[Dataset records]
____________________
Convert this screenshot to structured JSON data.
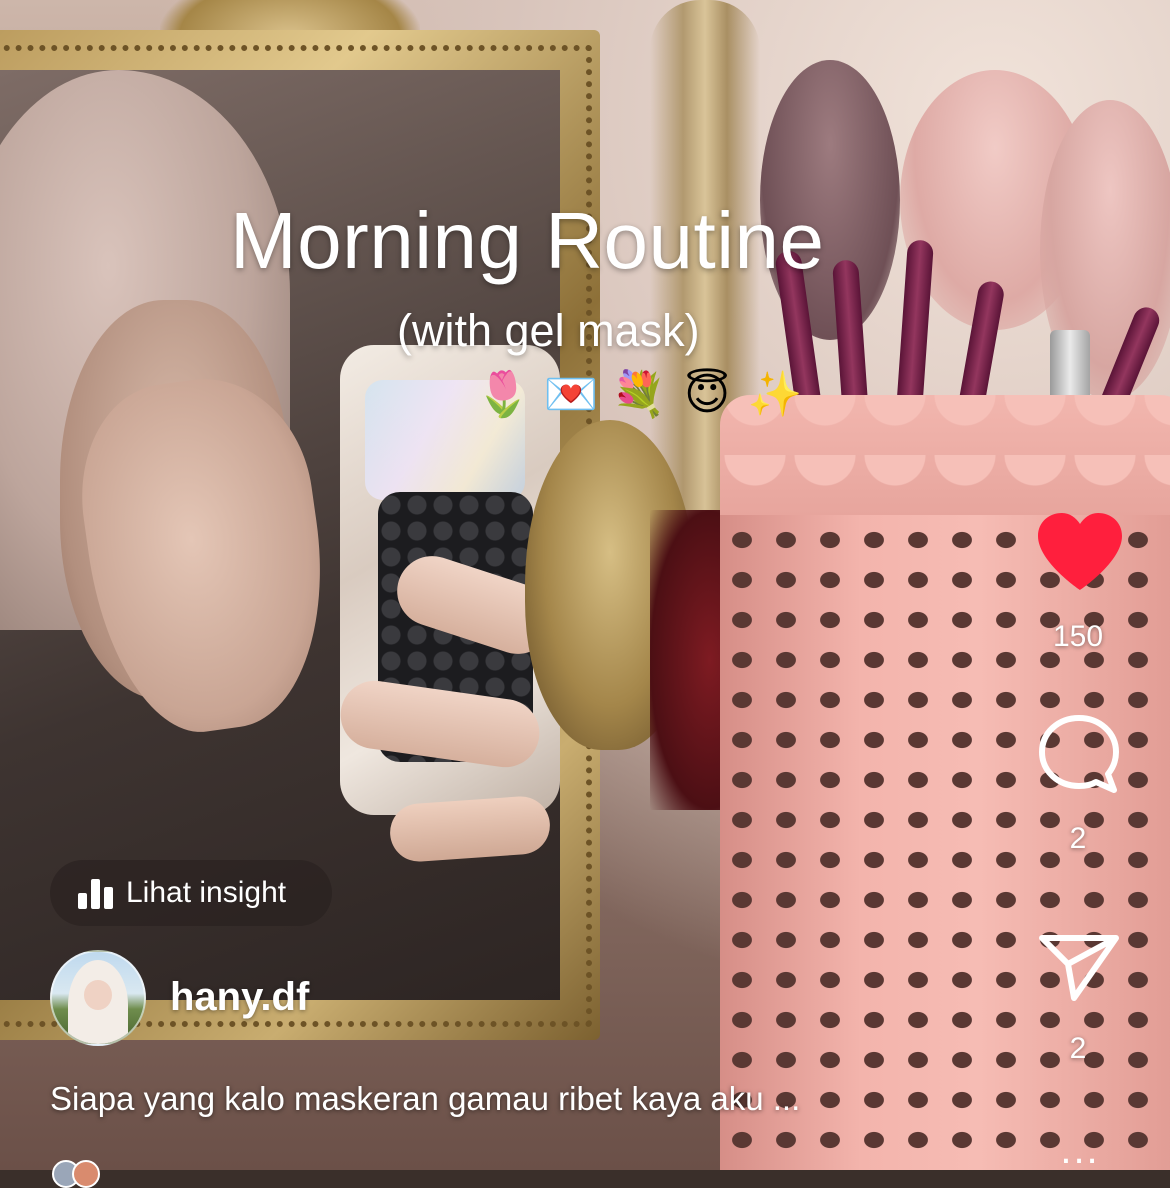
{
  "overlay": {
    "title": "Morning Routine",
    "subtitle": "(with gel mask)",
    "emojis": [
      "🌷",
      "💌",
      "💐",
      "😇",
      "✨"
    ]
  },
  "actions": {
    "like_count": "150",
    "comment_count": "2",
    "share_count": "2",
    "more_label": "...",
    "like_color": "#ff1f3d"
  },
  "insight": {
    "label": "Lihat insight"
  },
  "author": {
    "username": "hany.df"
  },
  "post": {
    "caption": "Siapa yang kalo maskeran gamau ribet kaya aku ..."
  },
  "icons": {
    "like": "heart-icon",
    "comment": "comment-bubble-icon",
    "share": "paper-plane-icon",
    "insight": "bar-chart-icon",
    "more": "more-dots-icon"
  }
}
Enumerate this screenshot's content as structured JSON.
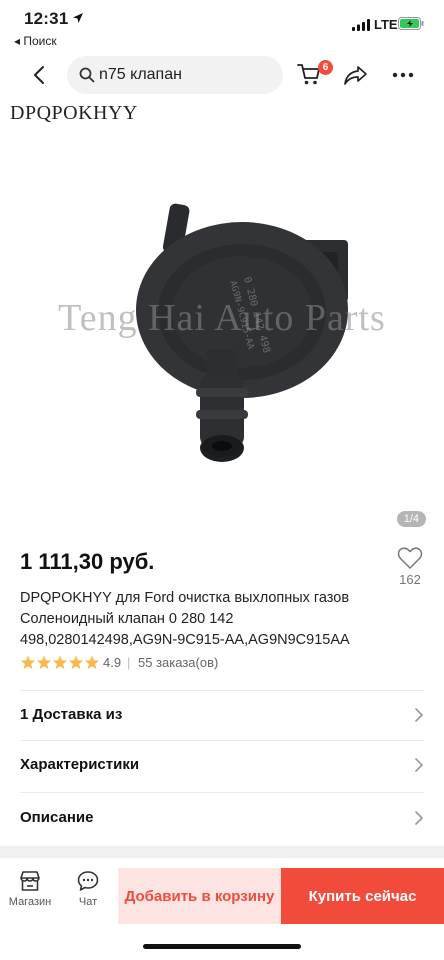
{
  "status_bar": {
    "time": "12:31",
    "back_app": "◂ Поиск",
    "network": "LTE"
  },
  "header": {
    "search_value": "n75 клапан",
    "cart_count": "6"
  },
  "gallery": {
    "brand_watermark": "DPQPOKHYY",
    "site_watermark": "Teng Hai Auto Parts",
    "counter": "1/4"
  },
  "product": {
    "price": "1 111,30 руб.",
    "wishlist_count": "162",
    "title": "DPQPOKHYY для Ford очистка выхлопных газов Соленоидный клапан 0 280 142 498,0280142498,AG9N-9C915-AA,AG9N9C915AA",
    "rating": "4.9",
    "rating_stars": 5,
    "rating_separator": "|",
    "orders": "55 заказа(ов)"
  },
  "sections": [
    {
      "label": "1 Доставка из"
    },
    {
      "label": "Характеристики"
    },
    {
      "label": "Описание"
    }
  ],
  "bottom_bar": {
    "shop_label": "Магазин",
    "chat_label": "Чат",
    "add_to_cart": "Добавить в корзину",
    "buy_now": "Купить сейчас"
  },
  "colors": {
    "accent": "#f24a3b",
    "accent_light": "#fde3e1",
    "star": "#f8b84e",
    "battery": "#34c759"
  }
}
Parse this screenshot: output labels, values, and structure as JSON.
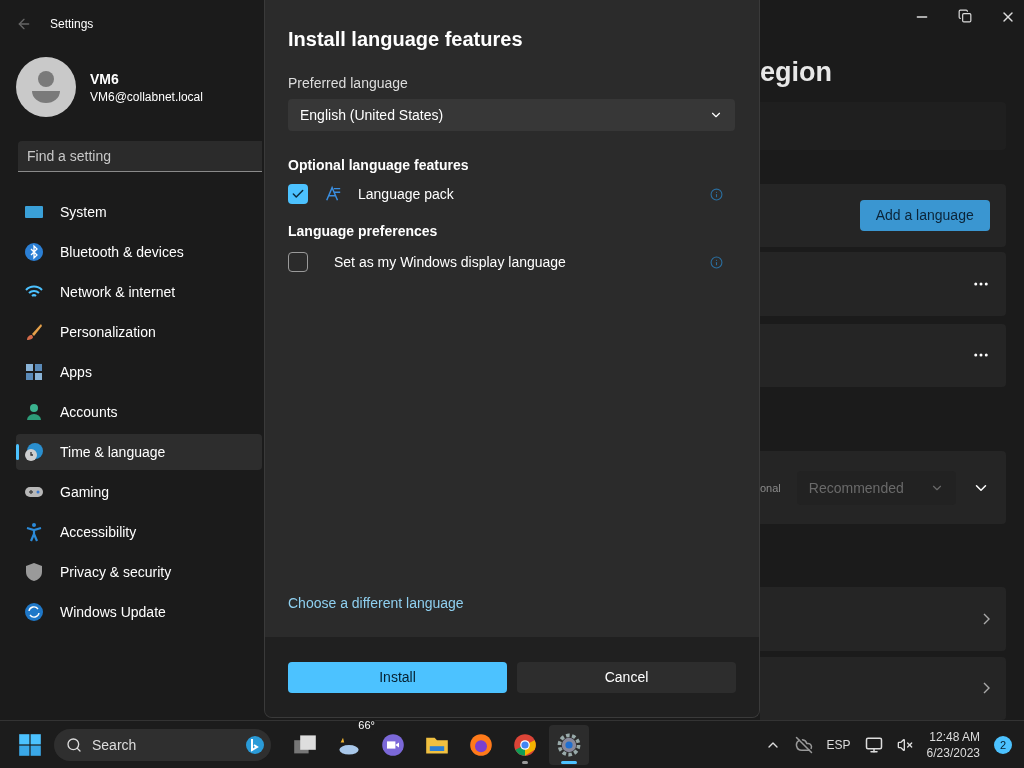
{
  "window": {
    "title": "Settings"
  },
  "profile": {
    "name": "VM6",
    "email": "VM6@collabnet.local"
  },
  "search": {
    "placeholder": "Find a setting"
  },
  "sidebar": {
    "items": [
      {
        "label": "System",
        "selected": false
      },
      {
        "label": "Bluetooth & devices",
        "selected": false
      },
      {
        "label": "Network & internet",
        "selected": false
      },
      {
        "label": "Personalization",
        "selected": false
      },
      {
        "label": "Apps",
        "selected": false
      },
      {
        "label": "Accounts",
        "selected": false
      },
      {
        "label": "Time & language",
        "selected": true
      },
      {
        "label": "Gaming",
        "selected": false
      },
      {
        "label": "Accessibility",
        "selected": false
      },
      {
        "label": "Privacy & security",
        "selected": false
      },
      {
        "label": "Windows Update",
        "selected": false
      }
    ]
  },
  "page": {
    "title": "egion",
    "cards": [
      {
        "kind": "blank"
      },
      {
        "kind": "button",
        "label": "Add a language"
      },
      {
        "kind": "more"
      },
      {
        "kind": "more"
      },
      {
        "kind": "select",
        "label": "onal",
        "value": "Recommended",
        "disabled": true
      },
      {
        "kind": "link"
      },
      {
        "kind": "link"
      }
    ]
  },
  "dialog": {
    "title": "Install language features",
    "preferred_label": "Preferred language",
    "preferred_value": "English (United States)",
    "sections": [
      {
        "heading": "Optional language features",
        "options": [
          {
            "label": "Language pack",
            "checked": true,
            "kind": "pack"
          }
        ]
      },
      {
        "heading": "Language preferences",
        "options": [
          {
            "label": "Set as my Windows display language",
            "checked": false,
            "kind": "plain"
          }
        ]
      }
    ],
    "link": "Choose a different language",
    "buttons": [
      {
        "label": "Install",
        "kind": "primary"
      },
      {
        "label": "Cancel",
        "kind": "secondary"
      }
    ]
  },
  "taskbar": {
    "search_placeholder": "Search",
    "weather": "66°",
    "apps": [
      {
        "running": false,
        "selected": false
      },
      {
        "running": false,
        "selected": false
      },
      {
        "running": false,
        "selected": false
      },
      {
        "running": false,
        "selected": false
      },
      {
        "running": false,
        "selected": false
      },
      {
        "running": true,
        "selected": false
      },
      {
        "running": true,
        "selected": true
      }
    ],
    "language": "ESP",
    "time": "12:48 AM",
    "date": "6/23/2023",
    "notifications": "2"
  }
}
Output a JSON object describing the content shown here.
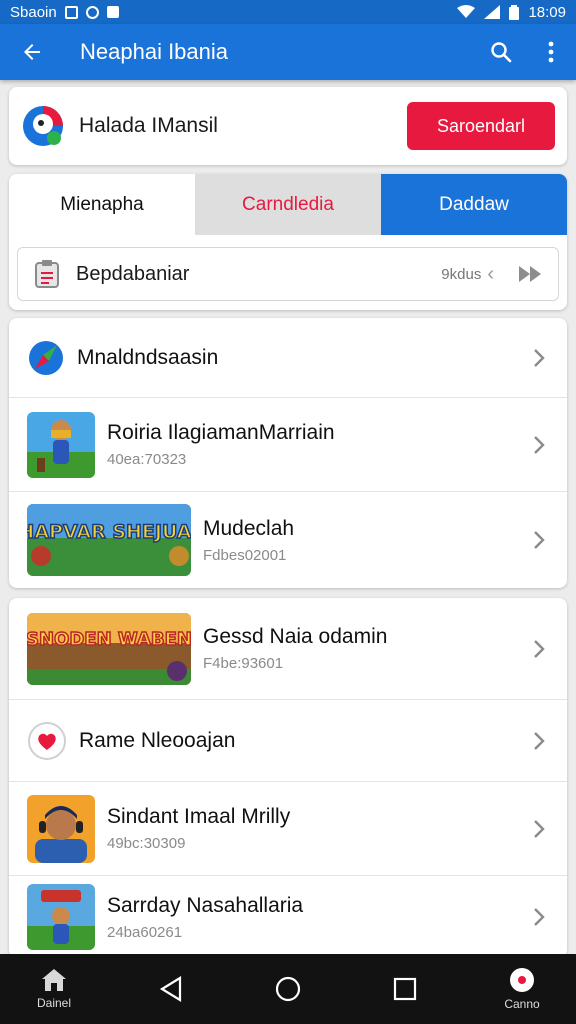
{
  "status_bar": {
    "left_text": "Sbaoin",
    "time": "18:09"
  },
  "app_bar": {
    "title": "Neaphai Ibania",
    "icons": [
      "arrow-left-icon",
      "search-icon",
      "more-vert-icon"
    ]
  },
  "profile": {
    "name": "Halada IMansil",
    "button_label": "Saroendarl"
  },
  "tabs": [
    {
      "label": "Mienapha"
    },
    {
      "label": "Carndledia"
    },
    {
      "label": "Daddaw"
    }
  ],
  "filter": {
    "label": "Bepdabaniar",
    "sort_label": "9kdus"
  },
  "list_section_1": [
    {
      "title": "Mnaldndsaasin",
      "subtitle": "",
      "icon": "compass-icon"
    },
    {
      "title": "Roiria IlagiamanMarriain",
      "subtitle": "40ea:70323",
      "icon": "game-thumbnail"
    },
    {
      "title": "Mudeclah",
      "subtitle": "Fdbes02001",
      "icon": "game-thumbnail",
      "thumb_text": "SHAPVAR SHEJUAIA"
    }
  ],
  "list_section_2": [
    {
      "title": "Gessd Naia odamin",
      "subtitle": "F4be:93601",
      "icon": "game-thumbnail",
      "thumb_text": "SNODEN WABEN"
    },
    {
      "title": "Rame Nleooajan",
      "subtitle": "",
      "icon": "heart-icon"
    },
    {
      "title": "Sindant Imaal Mrilly",
      "subtitle": "49bc:30309",
      "icon": "avatar-thumbnail"
    },
    {
      "title": "Sarrday Nasahallaria",
      "subtitle": "24ba60261",
      "icon": "game-thumbnail"
    }
  ],
  "bottom_nav": {
    "home_label": "Dainel",
    "profile_label": "Canno"
  },
  "colors": {
    "primary": "#1a73d9",
    "accent": "#e8193f",
    "status_bar": "#1669c5",
    "nav_bar": "#121212"
  }
}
____________________
What is being asked: Copy down every line of the material above that includes the string "JSON".

Output:
Convert this screenshot to structured JSON data.
Enumerate this screenshot's content as structured JSON.
Parse this screenshot: output labels, values, and structure as JSON.
Output a JSON object describing the content shown here.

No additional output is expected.